Questions to answer:
(1) Please list every county named in the Winkles excerpt, each one once.
(2) Copy word for word the part of the Winkles excerpt that begins at "For the following" and ends after "denied in 2009.".

Excerpt:
——————

On the fifth day, Winkles removed her restraints and put her in his car, and then drove around the city aimlessly for several hours. He claimed that Delimon remained calm and did not attempt to escape, even when he suggested that they take a walk on the beach and visit a fast-food restaurant for dinner. Winkles claimed that he eventually had to kill her, since she had identified where his grandmother's house was. According to his testimony, after completing the trip, they returned to the vacant house, where he forced her to take a large amount of sleeping pills that caused Delimon to overdose. Winkles then took the murdered woman's corpse to a wooded area of Pinellas County, where he buried it. Sixteen days later he exhumed the remains, only to discover that the body had been torn apart by wild animals. He decided to move the remainder of the remains to Citrus County, where he reburied it. A few days later, he dug up the grave yet again and then severed the head from the body and pulled out all its teeth.

After burying the remains once again, Winkles traveled to Hernando County, where he buried the skull in a forest and burned Delimon's clothes. He later gave her watch and earrings to his aunt and sold her diamond ring for $400. Delimon's skull was discovered on May 23, 1982, but was only identified as hers after Winkles' confession thanks to DNA analysis. Winkles later pointed out the exact location of her burial site.

In January 1999, he suddenly recanted some of his testimony regarding Graham's murder. In this version, he claimed that he not taken her to his grandmother's house but to Suwannee County, where he had rented a trailer. After the confessions, Winkles claimed that he began to suffer from visual hallucinations for nearly two decades, seeing images of his victims. This had a negative effect on his physical and mental health which ultimately led him to admit responsibility, stating that he had begun to feel remorse and urgently wanted to contact the victims' relatives to ask for forgiveness.

To the investigators' shock, Winkles later admitted to killing about 62 girls and women from 1967 to 1981, around 41 of which were killed in Pinellas County. He did not give many details about these crimes, but stated that the true extent of his crimes would "make Ted Bundy look like a choirboy."

==Trial, sentence, and death==
Because Winkles provided details only for the murders of Graham and Delimon, he was indicted for their deaths on March 25, 1999. At trial, he pleaded guilty to all charges and was sentenced to death on April 14, 2003. He was then transferred to the Union Correctional Institution's death row.

For the following seven years, Winkles and his attorneys attempted to have his sentence commuted on several occasions. They provided various reasons for the appeals, ranging from mitigating circumstances such as his childhood abuse and his current health problems to his reputation as a model inmate. Each of these appeals was dismissed by the courts, which contended that the severity of his crimes warranted the death penalty. Winkles' final appeal was denied in 2009.

Winkles eventually died awaiting execution on September 9, 2010. As he had refused to cooperate with authorities after his conviction, the credibility of his confessions remains dubious and the true number of his possible victims remains unknown.

——————

Extracted records:
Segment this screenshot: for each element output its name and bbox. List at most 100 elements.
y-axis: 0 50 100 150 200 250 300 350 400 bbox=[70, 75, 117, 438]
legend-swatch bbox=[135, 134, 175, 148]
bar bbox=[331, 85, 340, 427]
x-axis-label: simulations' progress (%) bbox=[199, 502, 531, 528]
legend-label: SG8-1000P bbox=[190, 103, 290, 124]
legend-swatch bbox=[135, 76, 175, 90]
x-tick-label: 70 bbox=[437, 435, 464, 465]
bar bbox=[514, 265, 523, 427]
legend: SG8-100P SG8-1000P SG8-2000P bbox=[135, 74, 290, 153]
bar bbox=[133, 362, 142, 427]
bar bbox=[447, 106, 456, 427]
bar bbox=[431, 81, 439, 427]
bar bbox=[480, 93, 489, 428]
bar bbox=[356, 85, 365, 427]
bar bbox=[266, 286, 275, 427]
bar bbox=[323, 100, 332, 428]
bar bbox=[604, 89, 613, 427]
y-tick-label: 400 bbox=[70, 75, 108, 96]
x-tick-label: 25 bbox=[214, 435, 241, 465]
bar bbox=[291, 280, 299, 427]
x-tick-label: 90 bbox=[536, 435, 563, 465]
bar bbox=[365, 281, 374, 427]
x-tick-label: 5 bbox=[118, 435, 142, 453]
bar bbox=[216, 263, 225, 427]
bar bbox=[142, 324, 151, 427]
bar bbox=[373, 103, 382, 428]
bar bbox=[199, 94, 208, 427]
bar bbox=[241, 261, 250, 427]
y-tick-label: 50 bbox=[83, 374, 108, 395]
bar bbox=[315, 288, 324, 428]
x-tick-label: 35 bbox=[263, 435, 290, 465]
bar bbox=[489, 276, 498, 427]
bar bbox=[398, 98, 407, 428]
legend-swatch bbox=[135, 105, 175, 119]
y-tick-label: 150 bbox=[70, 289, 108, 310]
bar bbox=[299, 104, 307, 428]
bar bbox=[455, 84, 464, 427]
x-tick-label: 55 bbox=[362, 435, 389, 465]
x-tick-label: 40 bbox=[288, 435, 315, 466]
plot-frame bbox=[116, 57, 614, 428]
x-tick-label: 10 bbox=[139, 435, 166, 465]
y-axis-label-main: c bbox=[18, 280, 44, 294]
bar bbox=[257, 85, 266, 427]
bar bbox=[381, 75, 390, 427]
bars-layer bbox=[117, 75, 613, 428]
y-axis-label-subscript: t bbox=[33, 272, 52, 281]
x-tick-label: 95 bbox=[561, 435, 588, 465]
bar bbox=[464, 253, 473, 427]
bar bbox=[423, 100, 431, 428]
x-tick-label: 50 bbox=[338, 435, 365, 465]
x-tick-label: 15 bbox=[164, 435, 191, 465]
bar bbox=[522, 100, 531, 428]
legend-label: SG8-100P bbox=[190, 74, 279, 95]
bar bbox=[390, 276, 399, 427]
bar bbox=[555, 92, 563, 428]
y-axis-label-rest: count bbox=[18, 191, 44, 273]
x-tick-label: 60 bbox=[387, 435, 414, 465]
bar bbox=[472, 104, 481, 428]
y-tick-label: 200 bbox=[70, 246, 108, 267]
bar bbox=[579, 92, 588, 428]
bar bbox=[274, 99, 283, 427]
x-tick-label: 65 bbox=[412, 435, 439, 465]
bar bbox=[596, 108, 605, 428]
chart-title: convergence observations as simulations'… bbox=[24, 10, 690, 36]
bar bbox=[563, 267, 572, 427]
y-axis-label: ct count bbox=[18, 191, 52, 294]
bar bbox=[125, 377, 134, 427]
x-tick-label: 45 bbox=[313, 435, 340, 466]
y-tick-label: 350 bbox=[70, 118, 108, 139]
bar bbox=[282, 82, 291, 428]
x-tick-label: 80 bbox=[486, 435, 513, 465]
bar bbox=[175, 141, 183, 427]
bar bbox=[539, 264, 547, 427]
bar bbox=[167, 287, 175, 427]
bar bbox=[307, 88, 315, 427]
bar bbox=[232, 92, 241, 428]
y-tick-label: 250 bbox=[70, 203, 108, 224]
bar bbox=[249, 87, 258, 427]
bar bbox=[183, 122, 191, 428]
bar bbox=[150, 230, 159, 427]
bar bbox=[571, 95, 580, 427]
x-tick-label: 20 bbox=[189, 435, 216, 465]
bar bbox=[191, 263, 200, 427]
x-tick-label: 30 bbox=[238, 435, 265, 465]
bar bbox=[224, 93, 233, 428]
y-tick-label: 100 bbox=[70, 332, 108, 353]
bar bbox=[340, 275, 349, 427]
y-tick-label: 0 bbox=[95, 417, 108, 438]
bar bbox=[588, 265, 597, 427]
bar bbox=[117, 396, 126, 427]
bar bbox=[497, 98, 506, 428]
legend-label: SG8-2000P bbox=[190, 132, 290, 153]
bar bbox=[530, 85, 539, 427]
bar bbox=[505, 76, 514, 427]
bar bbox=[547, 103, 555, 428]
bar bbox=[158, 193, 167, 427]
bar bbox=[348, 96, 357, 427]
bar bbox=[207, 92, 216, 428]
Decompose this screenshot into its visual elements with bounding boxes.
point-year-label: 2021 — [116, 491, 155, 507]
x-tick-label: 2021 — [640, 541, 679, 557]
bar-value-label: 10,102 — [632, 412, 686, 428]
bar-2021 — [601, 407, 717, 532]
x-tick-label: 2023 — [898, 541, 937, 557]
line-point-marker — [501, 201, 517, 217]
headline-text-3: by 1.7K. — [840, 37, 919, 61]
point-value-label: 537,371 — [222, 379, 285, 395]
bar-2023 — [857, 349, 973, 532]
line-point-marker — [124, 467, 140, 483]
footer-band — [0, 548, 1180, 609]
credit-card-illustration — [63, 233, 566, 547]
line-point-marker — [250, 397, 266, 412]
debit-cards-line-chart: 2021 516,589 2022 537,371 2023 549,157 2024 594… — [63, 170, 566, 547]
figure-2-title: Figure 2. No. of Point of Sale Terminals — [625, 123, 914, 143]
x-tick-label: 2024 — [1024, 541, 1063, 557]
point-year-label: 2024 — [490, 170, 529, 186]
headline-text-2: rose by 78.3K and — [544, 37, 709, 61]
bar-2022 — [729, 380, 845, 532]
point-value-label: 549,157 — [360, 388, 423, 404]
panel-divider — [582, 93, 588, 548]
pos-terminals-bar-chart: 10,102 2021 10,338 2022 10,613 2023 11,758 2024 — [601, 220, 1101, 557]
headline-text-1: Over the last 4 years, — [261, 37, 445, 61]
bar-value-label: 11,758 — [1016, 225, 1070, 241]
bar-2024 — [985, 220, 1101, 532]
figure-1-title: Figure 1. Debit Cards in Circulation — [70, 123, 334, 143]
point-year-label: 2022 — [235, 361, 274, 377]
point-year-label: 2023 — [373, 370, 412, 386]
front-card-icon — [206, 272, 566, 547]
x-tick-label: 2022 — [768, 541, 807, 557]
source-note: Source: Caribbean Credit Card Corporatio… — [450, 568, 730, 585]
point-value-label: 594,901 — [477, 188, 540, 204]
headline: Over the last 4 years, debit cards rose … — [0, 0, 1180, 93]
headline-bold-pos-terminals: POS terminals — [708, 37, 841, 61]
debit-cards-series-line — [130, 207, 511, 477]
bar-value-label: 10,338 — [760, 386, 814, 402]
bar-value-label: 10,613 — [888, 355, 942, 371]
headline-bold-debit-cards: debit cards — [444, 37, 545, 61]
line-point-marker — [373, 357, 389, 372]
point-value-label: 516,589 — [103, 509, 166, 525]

——————

Responses in order:
(1)
Pinellas County
Citrus County
Hernando County
Suwannee County

(2)
For the following seven years, Winkles and his attorneys attempted to have his sentence commuted on several occasions. They provided various reasons for the appeals, ranging from mitigating circumstances such as his childhood abuse and his current health problems to his reputation as a model inmate. Each of these appeals was dismissed by the courts, which contended that the severity of his crimes warranted the death penalty. Winkles' final appeal was denied in 2009.